In the listing below, count each line containing "детей" and answer with the count only.

* **Supplied information**:
· · · ·
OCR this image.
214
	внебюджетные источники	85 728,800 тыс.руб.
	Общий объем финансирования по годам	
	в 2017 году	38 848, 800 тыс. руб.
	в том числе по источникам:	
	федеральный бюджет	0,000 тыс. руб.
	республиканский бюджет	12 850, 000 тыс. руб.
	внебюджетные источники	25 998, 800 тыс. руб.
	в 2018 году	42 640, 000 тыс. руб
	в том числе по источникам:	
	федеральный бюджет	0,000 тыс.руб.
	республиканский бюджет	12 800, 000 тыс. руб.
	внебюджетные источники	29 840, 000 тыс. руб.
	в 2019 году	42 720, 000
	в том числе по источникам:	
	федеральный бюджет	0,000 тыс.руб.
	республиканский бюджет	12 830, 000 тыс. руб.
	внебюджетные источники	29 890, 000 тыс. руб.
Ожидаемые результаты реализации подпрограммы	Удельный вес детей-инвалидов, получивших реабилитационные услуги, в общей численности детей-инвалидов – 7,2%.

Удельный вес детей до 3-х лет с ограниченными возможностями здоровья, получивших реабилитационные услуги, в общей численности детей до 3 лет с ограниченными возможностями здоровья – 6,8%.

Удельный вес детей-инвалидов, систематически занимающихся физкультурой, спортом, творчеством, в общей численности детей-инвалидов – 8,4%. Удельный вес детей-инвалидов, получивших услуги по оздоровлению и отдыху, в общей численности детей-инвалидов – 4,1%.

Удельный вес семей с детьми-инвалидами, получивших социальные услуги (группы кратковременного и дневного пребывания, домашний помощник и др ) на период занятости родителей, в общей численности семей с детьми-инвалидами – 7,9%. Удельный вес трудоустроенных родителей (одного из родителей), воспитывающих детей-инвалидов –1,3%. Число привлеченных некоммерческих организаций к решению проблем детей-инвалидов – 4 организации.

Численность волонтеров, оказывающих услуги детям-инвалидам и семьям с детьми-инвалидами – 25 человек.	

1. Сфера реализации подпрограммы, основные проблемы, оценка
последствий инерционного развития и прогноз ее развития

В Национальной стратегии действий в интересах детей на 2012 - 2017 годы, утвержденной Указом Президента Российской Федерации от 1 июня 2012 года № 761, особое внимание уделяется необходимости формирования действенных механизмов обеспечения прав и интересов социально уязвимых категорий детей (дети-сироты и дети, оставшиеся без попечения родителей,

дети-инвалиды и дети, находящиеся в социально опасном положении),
· · · ·
* **Task answer**: 5